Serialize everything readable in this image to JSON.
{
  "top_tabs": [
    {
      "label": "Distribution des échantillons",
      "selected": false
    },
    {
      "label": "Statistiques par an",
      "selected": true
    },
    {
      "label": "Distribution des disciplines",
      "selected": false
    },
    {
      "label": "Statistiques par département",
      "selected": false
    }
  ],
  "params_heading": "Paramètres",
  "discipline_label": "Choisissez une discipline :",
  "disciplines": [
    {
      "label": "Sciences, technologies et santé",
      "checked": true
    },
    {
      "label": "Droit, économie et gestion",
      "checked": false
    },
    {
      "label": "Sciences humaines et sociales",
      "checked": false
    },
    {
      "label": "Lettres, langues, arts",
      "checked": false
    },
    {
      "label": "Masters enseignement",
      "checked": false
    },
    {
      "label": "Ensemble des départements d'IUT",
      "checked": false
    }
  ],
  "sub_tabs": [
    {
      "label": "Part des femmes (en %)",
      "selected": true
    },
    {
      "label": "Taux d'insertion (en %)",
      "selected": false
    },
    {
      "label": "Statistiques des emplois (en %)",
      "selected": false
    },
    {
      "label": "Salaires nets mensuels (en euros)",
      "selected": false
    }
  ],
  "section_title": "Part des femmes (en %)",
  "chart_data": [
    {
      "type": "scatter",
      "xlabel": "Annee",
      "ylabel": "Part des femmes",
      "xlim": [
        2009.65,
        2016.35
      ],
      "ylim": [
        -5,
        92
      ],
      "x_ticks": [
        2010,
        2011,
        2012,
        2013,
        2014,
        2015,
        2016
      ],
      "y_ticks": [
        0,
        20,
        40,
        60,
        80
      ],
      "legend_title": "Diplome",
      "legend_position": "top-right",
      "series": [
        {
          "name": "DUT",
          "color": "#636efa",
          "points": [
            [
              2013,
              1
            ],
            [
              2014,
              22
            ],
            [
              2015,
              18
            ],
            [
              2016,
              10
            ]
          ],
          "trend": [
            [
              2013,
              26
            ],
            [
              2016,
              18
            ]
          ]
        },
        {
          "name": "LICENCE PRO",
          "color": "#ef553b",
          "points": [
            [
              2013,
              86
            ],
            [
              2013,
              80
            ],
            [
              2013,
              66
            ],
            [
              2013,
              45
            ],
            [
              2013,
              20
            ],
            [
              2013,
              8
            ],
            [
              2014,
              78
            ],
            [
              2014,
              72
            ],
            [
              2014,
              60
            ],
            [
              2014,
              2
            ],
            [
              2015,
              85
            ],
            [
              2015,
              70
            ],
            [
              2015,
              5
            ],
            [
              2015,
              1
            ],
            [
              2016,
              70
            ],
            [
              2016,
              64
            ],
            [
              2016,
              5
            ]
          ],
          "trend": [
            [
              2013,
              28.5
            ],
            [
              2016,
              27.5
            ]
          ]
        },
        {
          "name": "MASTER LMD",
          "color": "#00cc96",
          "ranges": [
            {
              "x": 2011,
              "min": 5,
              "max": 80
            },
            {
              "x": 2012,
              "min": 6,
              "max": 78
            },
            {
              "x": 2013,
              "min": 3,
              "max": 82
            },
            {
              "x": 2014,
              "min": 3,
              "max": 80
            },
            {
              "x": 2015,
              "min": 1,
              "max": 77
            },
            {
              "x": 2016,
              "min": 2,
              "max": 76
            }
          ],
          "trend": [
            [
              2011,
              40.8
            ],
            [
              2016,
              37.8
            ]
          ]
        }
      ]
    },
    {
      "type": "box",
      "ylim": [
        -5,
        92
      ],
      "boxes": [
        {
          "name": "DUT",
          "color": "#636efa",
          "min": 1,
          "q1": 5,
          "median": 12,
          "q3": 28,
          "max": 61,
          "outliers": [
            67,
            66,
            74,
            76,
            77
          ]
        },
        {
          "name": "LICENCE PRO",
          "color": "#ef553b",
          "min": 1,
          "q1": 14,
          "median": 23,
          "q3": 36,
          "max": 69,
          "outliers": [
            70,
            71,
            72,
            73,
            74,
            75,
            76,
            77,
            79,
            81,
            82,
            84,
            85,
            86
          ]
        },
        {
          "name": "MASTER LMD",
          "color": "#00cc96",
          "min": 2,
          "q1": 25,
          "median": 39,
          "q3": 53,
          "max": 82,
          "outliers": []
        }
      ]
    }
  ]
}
____________________
*Brief*.
Each line of the listing above should be output exactly.

*Solution for this exercise*.
Serialize everything readable in this image to JSON.
{
  "top_tabs": [
    {
      "label": "Distribution des échantillons",
      "selected": false
    },
    {
      "label": "Statistiques par an",
      "selected": true
    },
    {
      "label": "Distribution des disciplines",
      "selected": false
    },
    {
      "label": "Statistiques par département",
      "selected": false
    }
  ],
  "params_heading": "Paramètres",
  "discipline_label": "Choisissez une discipline :",
  "disciplines": [
    {
      "label": "Sciences, technologies et santé",
      "checked": true
    },
    {
      "label": "Droit, économie et gestion",
      "checked": false
    },
    {
      "label": "Sciences humaines et sociales",
      "checked": false
    },
    {
      "label": "Lettres, langues, arts",
      "checked": false
    },
    {
      "label": "Masters enseignement",
      "checked": false
    },
    {
      "label": "Ensemble des départements d'IUT",
      "checked": false
    }
  ],
  "sub_tabs": [
    {
      "label": "Part des femmes (en %)",
      "selected": true
    },
    {
      "label": "Taux d'insertion (en %)",
      "selected": false
    },
    {
      "label": "Statistiques des emplois (en %)",
      "selected": false
    },
    {
      "label": "Salaires nets mensuels (en euros)",
      "selected": false
    }
  ],
  "section_title": "Part des femmes (en %)",
  "chart_data": [
    {
      "type": "scatter",
      "xlabel": "Annee",
      "ylabel": "Part des femmes",
      "xlim": [
        2009.65,
        2016.35
      ],
      "ylim": [
        -5,
        92
      ],
      "x_ticks": [
        2010,
        2011,
        2012,
        2013,
        2014,
        2015,
        2016
      ],
      "y_ticks": [
        0,
        20,
        40,
        60,
        80
      ],
      "legend_title": "Diplome",
      "legend_position": "top-right",
      "series": [
        {
          "name": "DUT",
          "color": "#636efa",
          "points": [
            [
              2013,
              1
            ],
            [
              2014,
              22
            ],
            [
              2015,
              18
            ],
            [
              2016,
              10
            ]
          ],
          "trend": [
            [
              2013,
              26
            ],
            [
              2016,
              18
            ]
          ]
        },
        {
          "name": "LICENCE PRO",
          "color": "#ef553b",
          "points": [
            [
              2013,
              86
            ],
            [
              2013,
              80
            ],
            [
              2013,
              66
            ],
            [
              2013,
              45
            ],
            [
              2013,
              20
            ],
            [
              2013,
              8
            ],
            [
              2014,
              78
            ],
            [
              2014,
              72
            ],
            [
              2014,
              60
            ],
            [
              2014,
              2
            ],
            [
              2015,
              85
            ],
            [
              2015,
              70
            ],
            [
              2015,
              5
            ],
            [
              2015,
              1
            ],
            [
              2016,
              70
            ],
            [
              2016,
              64
            ],
            [
              2016,
              5
            ]
          ],
          "trend": [
            [
              2013,
              28.5
            ],
            [
              2016,
              27.5
            ]
          ]
        },
        {
          "name": "MASTER LMD",
          "color": "#00cc96",
          "ranges": [
            {
              "x": 2011,
              "min": 5,
              "max": 80
            },
            {
              "x": 2012,
              "min": 6,
              "max": 78
            },
            {
              "x": 2013,
              "min": 3,
              "max": 82
            },
            {
              "x": 2014,
              "min": 3,
              "max": 80
            },
            {
              "x": 2015,
              "min": 1,
              "max": 77
            },
            {
              "x": 2016,
              "min": 2,
              "max": 76
            }
          ],
          "trend": [
            [
              2011,
              40.8
            ],
            [
              2016,
              37.8
            ]
          ]
        }
      ]
    },
    {
      "type": "box",
      "ylim": [
        -5,
        92
      ],
      "boxes": [
        {
          "name": "DUT",
          "color": "#636efa",
          "min": 1,
          "q1": 5,
          "median": 12,
          "q3": 28,
          "max": 61,
          "outliers": [
            67,
            66,
            74,
            76,
            77
          ]
        },
        {
          "name": "LICENCE PRO",
          "color": "#ef553b",
          "min": 1,
          "q1": 14,
          "median": 23,
          "q3": 36,
          "max": 69,
          "outliers": [
            70,
            71,
            72,
            73,
            74,
            75,
            76,
            77,
            79,
            81,
            82,
            84,
            85,
            86
          ]
        },
        {
          "name": "MASTER LMD",
          "color": "#00cc96",
          "min": 2,
          "q1": 25,
          "median": 39,
          "q3": 53,
          "max": 82,
          "outliers": []
        }
      ]
    }
  ]
}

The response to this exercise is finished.